__GIVEN INSTRUCTION__: Go through the entries below and pick out every line with "konečnou".

Start of MATERIAL TO PROCESS

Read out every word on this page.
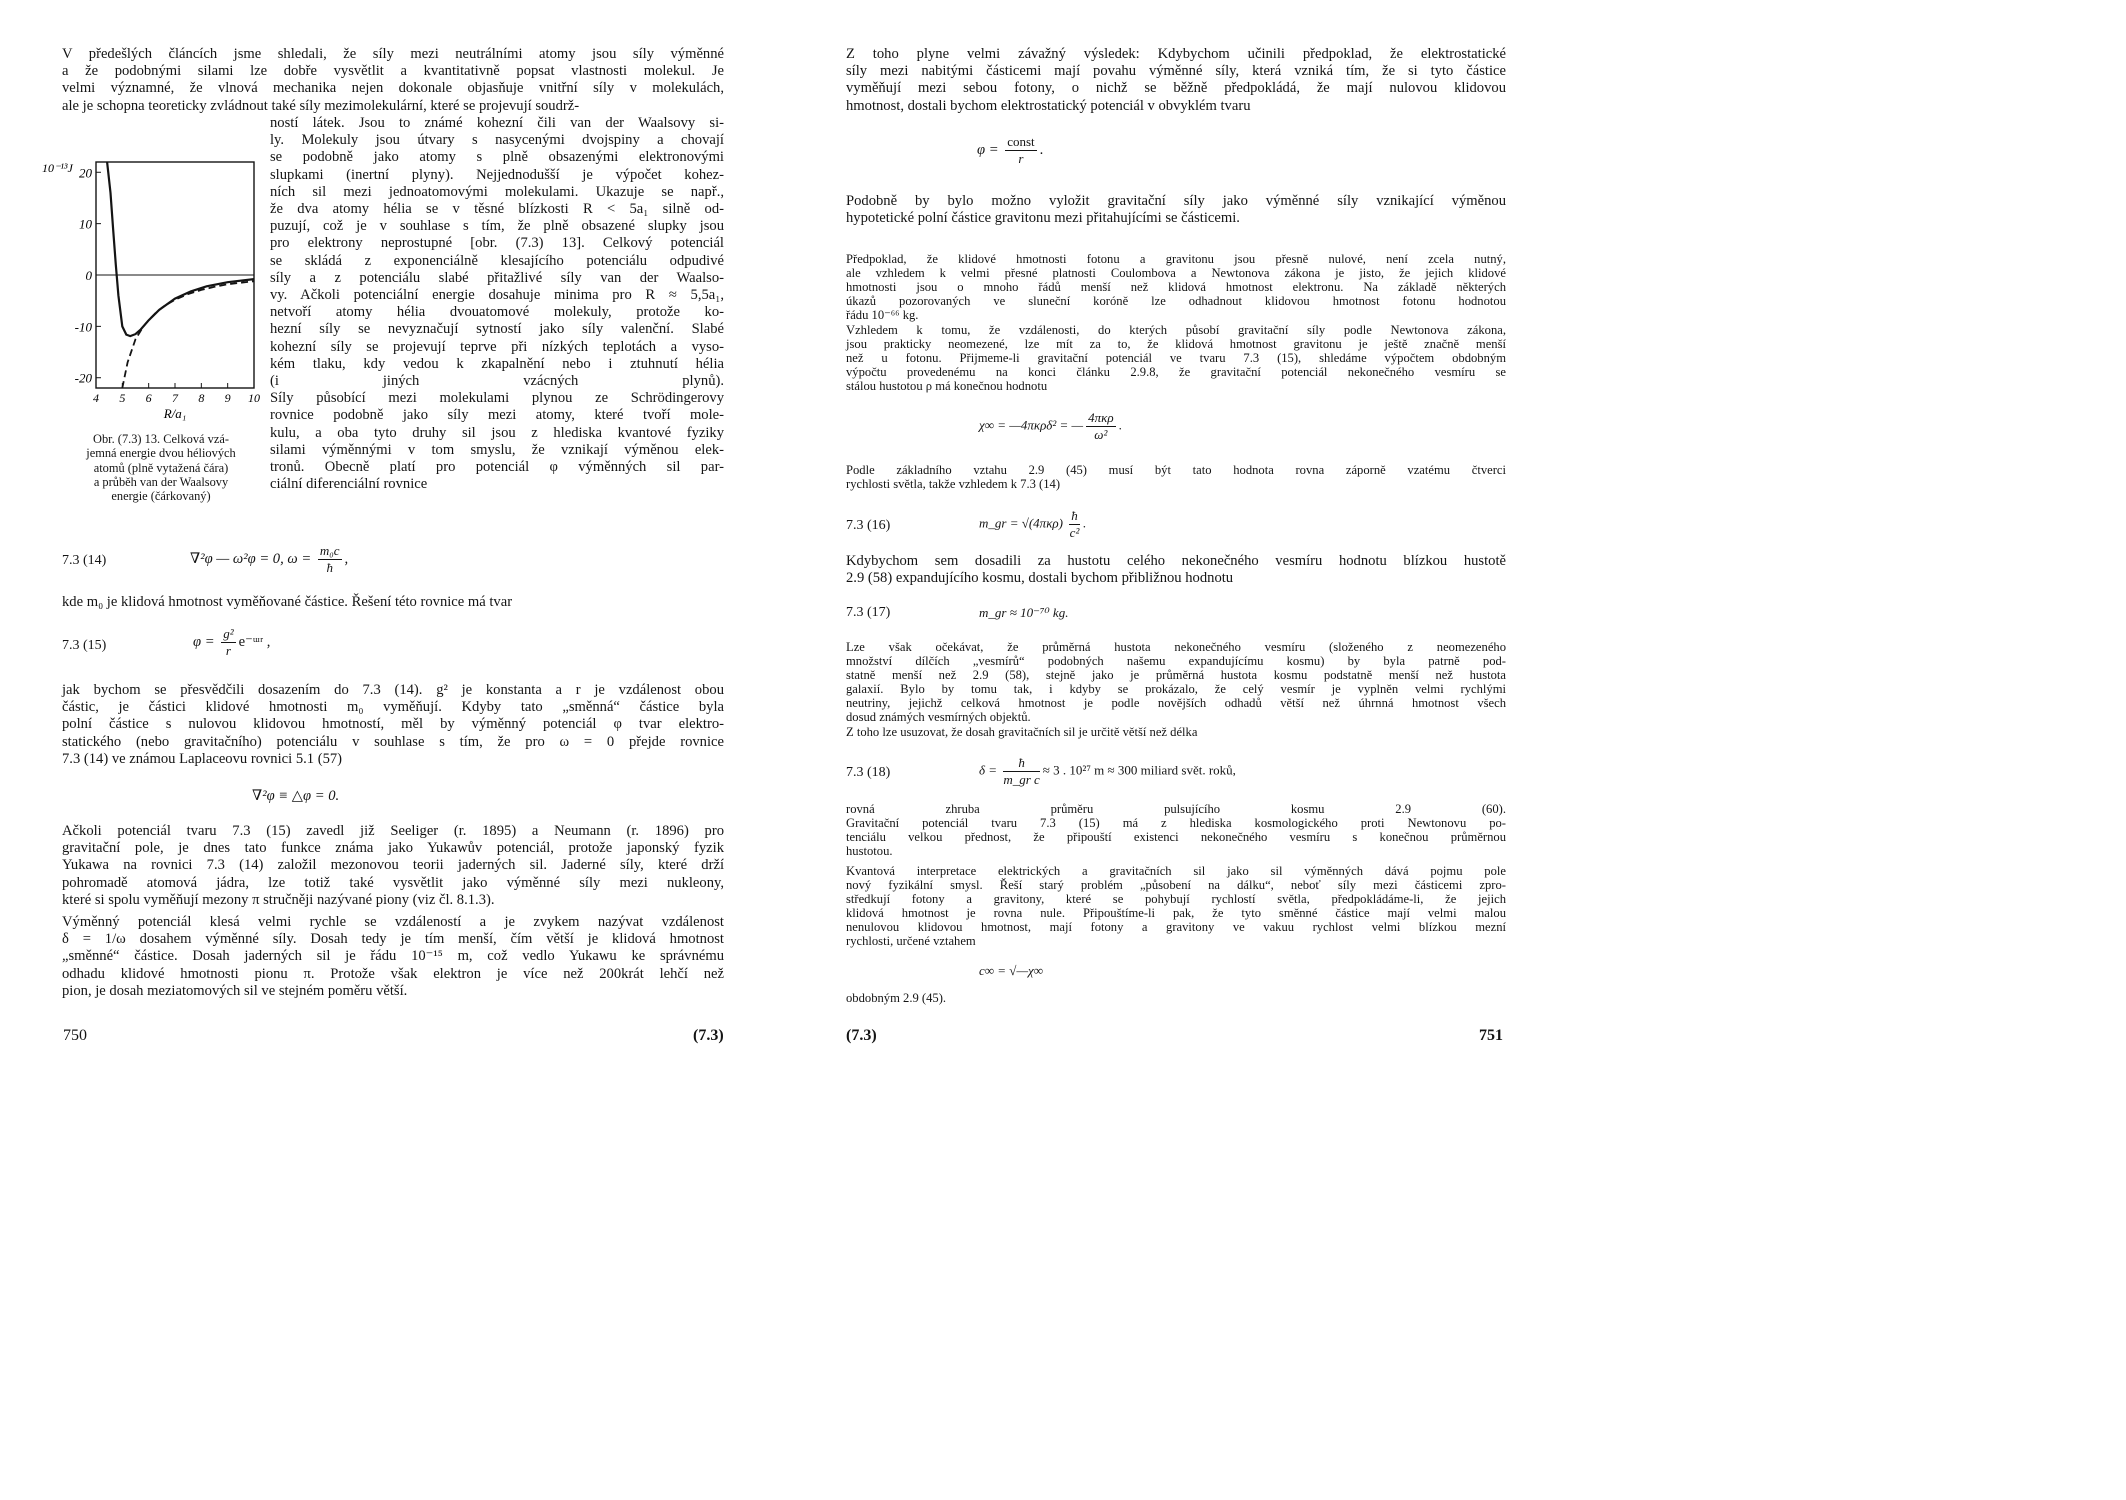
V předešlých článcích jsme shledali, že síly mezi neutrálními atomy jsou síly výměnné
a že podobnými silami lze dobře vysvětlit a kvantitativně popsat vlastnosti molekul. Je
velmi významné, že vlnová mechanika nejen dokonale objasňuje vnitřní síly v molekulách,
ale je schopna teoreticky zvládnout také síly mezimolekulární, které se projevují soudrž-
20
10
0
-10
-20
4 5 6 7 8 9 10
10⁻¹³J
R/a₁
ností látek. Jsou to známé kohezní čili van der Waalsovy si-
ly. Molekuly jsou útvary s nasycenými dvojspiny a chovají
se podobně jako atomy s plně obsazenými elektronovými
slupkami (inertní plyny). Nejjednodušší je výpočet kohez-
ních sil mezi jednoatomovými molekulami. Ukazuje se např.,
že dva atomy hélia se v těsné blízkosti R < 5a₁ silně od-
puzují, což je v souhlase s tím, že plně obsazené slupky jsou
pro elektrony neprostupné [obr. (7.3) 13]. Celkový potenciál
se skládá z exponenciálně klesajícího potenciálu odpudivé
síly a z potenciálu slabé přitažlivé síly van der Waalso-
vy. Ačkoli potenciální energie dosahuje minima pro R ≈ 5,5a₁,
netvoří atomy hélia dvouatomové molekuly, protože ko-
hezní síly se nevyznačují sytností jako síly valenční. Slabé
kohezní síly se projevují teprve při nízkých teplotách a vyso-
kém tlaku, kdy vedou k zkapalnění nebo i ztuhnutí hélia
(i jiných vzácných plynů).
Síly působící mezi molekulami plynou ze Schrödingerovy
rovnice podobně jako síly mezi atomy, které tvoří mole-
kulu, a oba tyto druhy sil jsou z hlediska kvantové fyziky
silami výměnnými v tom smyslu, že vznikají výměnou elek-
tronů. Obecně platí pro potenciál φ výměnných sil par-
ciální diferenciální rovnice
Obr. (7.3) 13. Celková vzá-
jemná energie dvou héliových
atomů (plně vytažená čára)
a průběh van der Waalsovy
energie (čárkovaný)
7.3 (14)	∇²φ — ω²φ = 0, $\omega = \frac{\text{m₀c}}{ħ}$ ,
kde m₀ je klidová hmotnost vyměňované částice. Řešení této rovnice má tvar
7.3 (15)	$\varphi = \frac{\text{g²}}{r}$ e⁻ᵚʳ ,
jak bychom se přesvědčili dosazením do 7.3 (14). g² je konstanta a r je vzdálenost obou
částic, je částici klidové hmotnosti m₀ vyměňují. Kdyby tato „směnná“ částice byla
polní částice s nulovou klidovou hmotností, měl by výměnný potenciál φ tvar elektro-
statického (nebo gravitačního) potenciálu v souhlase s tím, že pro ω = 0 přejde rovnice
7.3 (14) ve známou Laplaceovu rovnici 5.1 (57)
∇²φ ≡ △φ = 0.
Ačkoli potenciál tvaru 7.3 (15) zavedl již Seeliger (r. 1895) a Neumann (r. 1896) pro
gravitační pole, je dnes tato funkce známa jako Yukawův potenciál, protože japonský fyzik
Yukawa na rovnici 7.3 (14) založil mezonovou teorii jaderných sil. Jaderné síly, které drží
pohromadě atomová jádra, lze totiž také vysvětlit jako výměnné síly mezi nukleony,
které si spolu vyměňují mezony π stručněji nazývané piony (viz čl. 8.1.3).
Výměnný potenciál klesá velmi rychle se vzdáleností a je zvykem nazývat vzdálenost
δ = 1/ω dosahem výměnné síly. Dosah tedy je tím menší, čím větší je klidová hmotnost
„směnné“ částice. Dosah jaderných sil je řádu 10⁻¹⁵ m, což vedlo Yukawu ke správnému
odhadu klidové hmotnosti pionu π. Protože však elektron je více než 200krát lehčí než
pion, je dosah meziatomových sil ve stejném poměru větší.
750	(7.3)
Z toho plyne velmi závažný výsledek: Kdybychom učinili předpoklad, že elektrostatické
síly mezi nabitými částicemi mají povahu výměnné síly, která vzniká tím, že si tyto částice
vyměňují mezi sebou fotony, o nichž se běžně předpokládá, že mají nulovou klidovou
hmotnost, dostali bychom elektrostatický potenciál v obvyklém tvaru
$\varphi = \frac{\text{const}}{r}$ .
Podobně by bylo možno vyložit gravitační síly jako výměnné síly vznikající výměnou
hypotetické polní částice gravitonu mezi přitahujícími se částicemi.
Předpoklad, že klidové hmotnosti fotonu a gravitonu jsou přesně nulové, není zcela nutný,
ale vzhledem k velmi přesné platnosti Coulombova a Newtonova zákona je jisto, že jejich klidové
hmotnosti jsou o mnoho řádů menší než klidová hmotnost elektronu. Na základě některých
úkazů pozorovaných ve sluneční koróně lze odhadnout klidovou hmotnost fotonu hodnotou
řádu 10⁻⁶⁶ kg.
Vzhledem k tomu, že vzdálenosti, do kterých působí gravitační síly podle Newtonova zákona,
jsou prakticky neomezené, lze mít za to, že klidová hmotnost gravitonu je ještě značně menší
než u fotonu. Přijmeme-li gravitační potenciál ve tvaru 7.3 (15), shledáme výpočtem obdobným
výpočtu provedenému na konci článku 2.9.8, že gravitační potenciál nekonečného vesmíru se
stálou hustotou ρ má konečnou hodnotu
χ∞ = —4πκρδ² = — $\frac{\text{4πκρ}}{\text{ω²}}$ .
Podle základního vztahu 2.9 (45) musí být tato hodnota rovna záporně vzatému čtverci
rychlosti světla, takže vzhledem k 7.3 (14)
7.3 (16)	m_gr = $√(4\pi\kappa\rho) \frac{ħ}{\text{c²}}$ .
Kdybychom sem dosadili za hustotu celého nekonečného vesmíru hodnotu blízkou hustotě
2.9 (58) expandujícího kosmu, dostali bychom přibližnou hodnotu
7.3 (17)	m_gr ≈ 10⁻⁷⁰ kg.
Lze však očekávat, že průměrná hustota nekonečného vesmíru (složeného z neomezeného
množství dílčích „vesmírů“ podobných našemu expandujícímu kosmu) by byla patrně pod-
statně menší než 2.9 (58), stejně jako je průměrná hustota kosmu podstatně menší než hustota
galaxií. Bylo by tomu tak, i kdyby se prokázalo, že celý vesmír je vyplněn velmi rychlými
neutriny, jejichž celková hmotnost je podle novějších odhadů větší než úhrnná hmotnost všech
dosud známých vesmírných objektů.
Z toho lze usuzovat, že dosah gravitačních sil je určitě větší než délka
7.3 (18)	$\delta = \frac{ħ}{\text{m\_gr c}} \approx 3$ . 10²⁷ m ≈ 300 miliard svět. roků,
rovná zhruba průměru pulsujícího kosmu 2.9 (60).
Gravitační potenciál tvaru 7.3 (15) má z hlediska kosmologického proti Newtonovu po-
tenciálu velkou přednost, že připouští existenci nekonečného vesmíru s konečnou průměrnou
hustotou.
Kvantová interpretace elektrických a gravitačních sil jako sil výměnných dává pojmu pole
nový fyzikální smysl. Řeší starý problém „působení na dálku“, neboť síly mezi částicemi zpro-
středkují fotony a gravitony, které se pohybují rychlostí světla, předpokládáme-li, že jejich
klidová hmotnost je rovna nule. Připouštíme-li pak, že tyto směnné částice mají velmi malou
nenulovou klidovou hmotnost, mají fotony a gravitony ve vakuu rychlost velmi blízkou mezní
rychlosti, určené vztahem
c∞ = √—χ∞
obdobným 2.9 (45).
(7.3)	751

End of MATERIAL TO PROCESS
Start of MATERIAL TO PROCESS

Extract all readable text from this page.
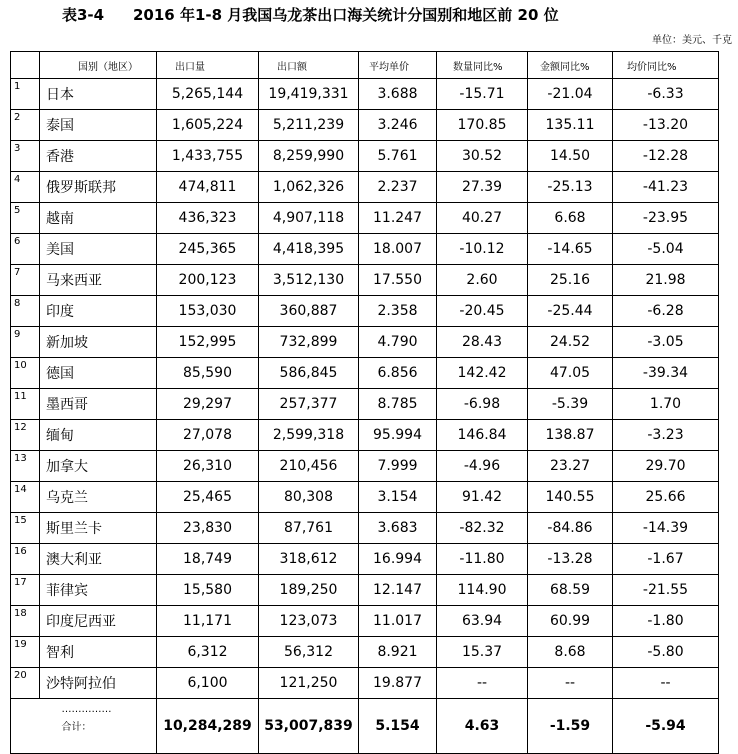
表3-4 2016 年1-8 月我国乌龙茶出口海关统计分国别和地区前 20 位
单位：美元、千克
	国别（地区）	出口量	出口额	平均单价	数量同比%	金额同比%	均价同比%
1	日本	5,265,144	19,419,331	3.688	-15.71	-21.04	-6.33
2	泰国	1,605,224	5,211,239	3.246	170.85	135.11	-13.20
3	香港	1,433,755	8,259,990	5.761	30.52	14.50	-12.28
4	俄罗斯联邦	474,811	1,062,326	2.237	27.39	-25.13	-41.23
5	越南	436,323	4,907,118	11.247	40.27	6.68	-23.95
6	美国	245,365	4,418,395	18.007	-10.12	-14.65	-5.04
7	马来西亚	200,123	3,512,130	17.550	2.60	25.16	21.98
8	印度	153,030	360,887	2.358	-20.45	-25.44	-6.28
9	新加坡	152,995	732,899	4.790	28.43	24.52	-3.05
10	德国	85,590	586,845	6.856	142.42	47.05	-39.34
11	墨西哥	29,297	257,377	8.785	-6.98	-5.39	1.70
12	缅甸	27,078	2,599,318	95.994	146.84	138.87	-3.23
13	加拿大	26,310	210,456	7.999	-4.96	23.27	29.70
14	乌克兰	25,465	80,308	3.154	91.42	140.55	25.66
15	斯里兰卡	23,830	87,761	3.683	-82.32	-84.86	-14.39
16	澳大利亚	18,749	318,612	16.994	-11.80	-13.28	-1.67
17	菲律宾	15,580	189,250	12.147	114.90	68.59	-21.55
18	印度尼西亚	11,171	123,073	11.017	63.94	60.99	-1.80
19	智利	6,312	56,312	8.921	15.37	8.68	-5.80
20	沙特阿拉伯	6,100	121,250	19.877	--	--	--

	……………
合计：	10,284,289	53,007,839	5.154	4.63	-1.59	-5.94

End of MATERIAL TO PROCESS

__TASK OUTPUT__:
stálou hustotou ρ má konečnou hodnotu
tenciálu velkou přednost, že připouští existenci nekonečného vesmíru s konečnou průměrnou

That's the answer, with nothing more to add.